**Exercise goal:**
Can you set down every line of the data below, reproducing each one character for character?
■ ■ ■
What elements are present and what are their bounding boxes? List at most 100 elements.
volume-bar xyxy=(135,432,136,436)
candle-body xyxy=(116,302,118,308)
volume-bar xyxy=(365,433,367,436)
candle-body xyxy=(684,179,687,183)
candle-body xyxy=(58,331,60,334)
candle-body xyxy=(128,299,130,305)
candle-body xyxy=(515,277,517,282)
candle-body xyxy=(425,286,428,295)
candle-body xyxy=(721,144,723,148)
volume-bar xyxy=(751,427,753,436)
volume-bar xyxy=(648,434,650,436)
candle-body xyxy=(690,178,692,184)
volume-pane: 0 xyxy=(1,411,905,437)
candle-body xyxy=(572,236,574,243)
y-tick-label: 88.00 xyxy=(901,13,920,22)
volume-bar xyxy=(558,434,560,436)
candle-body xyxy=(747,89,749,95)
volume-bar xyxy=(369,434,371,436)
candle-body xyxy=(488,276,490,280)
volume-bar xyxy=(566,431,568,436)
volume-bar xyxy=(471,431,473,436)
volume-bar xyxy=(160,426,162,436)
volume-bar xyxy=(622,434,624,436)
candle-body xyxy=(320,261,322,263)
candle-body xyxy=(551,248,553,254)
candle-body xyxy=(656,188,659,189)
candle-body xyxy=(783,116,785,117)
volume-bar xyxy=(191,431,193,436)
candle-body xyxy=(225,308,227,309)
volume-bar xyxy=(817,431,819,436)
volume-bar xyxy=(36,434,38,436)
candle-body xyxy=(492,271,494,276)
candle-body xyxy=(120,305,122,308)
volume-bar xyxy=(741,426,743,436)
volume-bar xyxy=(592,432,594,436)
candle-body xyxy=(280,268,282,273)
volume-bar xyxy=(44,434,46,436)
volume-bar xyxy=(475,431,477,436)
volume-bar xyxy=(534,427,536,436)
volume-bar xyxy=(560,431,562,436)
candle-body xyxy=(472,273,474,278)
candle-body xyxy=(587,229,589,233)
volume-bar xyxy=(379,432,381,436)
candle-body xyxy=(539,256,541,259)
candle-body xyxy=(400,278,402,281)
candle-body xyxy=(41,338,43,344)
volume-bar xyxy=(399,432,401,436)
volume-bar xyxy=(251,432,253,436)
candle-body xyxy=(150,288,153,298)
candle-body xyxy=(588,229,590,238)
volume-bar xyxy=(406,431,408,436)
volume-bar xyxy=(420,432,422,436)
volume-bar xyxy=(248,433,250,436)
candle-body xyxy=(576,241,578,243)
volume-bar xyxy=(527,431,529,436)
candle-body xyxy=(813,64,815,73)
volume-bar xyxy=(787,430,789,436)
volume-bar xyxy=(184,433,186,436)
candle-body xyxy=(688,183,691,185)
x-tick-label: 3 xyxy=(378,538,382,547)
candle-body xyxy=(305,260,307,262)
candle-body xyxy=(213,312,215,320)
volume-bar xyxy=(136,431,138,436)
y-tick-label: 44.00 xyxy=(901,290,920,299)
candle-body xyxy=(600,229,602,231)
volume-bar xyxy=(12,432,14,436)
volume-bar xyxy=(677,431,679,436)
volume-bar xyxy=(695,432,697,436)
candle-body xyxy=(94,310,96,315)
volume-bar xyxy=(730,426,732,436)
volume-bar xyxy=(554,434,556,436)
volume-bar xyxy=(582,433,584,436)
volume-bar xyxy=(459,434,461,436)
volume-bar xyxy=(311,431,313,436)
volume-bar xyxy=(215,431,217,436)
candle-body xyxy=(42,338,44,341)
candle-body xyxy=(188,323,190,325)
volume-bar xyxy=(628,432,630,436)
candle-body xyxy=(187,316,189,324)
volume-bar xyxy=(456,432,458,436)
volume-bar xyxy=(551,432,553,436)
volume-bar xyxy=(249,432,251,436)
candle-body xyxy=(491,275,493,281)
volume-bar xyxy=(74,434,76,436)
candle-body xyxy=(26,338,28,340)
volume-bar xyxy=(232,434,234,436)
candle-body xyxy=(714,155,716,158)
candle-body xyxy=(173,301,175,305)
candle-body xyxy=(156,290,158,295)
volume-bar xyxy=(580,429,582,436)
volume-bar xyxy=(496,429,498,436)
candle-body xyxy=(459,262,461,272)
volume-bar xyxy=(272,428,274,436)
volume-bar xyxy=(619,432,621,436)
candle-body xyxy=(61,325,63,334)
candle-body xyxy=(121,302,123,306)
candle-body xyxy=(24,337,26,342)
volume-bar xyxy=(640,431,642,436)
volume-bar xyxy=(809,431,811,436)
■ ■ ■
**Solution for this exercise:**
What elements are present and what are their bounding boxes? List at most 100 elements.
volume-bar xyxy=(135,432,136,436)
candle-body xyxy=(116,302,118,308)
volume-bar xyxy=(365,433,367,436)
candle-body xyxy=(684,179,687,183)
candle-body xyxy=(58,331,60,334)
candle-body xyxy=(128,299,130,305)
candle-body xyxy=(515,277,517,282)
candle-body xyxy=(425,286,428,295)
candle-body xyxy=(721,144,723,148)
volume-bar xyxy=(751,427,753,436)
volume-bar xyxy=(648,434,650,436)
candle-body xyxy=(690,178,692,184)
volume-pane: 0 xyxy=(1,411,905,437)
candle-body xyxy=(572,236,574,243)
y-tick-label: 88.00 xyxy=(901,13,920,22)
volume-bar xyxy=(558,434,560,436)
candle-body xyxy=(747,89,749,95)
volume-bar xyxy=(369,434,371,436)
candle-body xyxy=(488,276,490,280)
volume-bar xyxy=(566,431,568,436)
volume-bar xyxy=(471,431,473,436)
volume-bar xyxy=(160,426,162,436)
volume-bar xyxy=(622,434,624,436)
candle-body xyxy=(320,261,322,263)
candle-body xyxy=(551,248,553,254)
candle-body xyxy=(656,188,659,189)
candle-body xyxy=(783,116,785,117)
volume-bar xyxy=(191,431,193,436)
candle-body xyxy=(225,308,227,309)
volume-bar xyxy=(817,431,819,436)
volume-bar xyxy=(36,434,38,436)
candle-body xyxy=(492,271,494,276)
candle-body xyxy=(120,305,122,308)
volume-bar xyxy=(741,426,743,436)
volume-bar xyxy=(592,432,594,436)
candle-body xyxy=(280,268,282,273)
volume-bar xyxy=(44,434,46,436)
volume-bar xyxy=(475,431,477,436)
volume-bar xyxy=(534,427,536,436)
volume-bar xyxy=(560,431,562,436)
candle-body xyxy=(472,273,474,278)
candle-body xyxy=(587,229,589,233)
volume-bar xyxy=(379,432,381,436)
candle-body xyxy=(539,256,541,259)
candle-body xyxy=(400,278,402,281)
candle-body xyxy=(41,338,43,344)
volume-bar xyxy=(399,432,401,436)
volume-bar xyxy=(251,432,253,436)
candle-body xyxy=(150,288,153,298)
candle-body xyxy=(588,229,590,238)
volume-bar xyxy=(406,431,408,436)
volume-bar xyxy=(420,432,422,436)
volume-bar xyxy=(248,433,250,436)
candle-body xyxy=(576,241,578,243)
volume-bar xyxy=(527,431,529,436)
candle-body xyxy=(813,64,815,73)
volume-bar xyxy=(787,430,789,436)
volume-bar xyxy=(184,433,186,436)
candle-body xyxy=(688,183,691,185)
x-tick-label: 3 xyxy=(378,538,382,547)
candle-body xyxy=(305,260,307,262)
candle-body xyxy=(213,312,215,320)
volume-bar xyxy=(136,431,138,436)
y-tick-label: 44.00 xyxy=(901,290,920,299)
candle-body xyxy=(600,229,602,231)
volume-bar xyxy=(12,432,14,436)
volume-bar xyxy=(677,431,679,436)
volume-bar xyxy=(695,432,697,436)
candle-body xyxy=(94,310,96,315)
volume-bar xyxy=(730,426,732,436)
volume-bar xyxy=(554,434,556,436)
volume-bar xyxy=(582,433,584,436)
volume-bar xyxy=(459,434,461,436)
volume-bar xyxy=(311,431,313,436)
volume-bar xyxy=(215,431,217,436)
candle-body xyxy=(42,338,44,341)
candle-body xyxy=(188,323,190,325)
volume-bar xyxy=(628,432,630,436)
candle-body xyxy=(187,316,189,324)
volume-bar xyxy=(456,432,458,436)
volume-bar xyxy=(551,432,553,436)
volume-bar xyxy=(249,432,251,436)
candle-body xyxy=(491,275,493,281)
volume-bar xyxy=(74,434,76,436)
candle-body xyxy=(26,338,28,340)
volume-bar xyxy=(232,434,234,436)
candle-body xyxy=(714,155,716,158)
candle-body xyxy=(173,301,175,305)
candle-body xyxy=(156,290,158,295)
volume-bar xyxy=(580,429,582,436)
volume-bar xyxy=(496,429,498,436)
candle-body xyxy=(459,262,461,272)
volume-bar xyxy=(272,428,274,436)
volume-bar xyxy=(619,432,621,436)
candle-body xyxy=(61,325,63,334)
candle-body xyxy=(121,302,123,306)
candle-body xyxy=(24,337,26,342)
volume-bar xyxy=(640,431,642,436)
volume-bar xyxy=(809,431,811,436)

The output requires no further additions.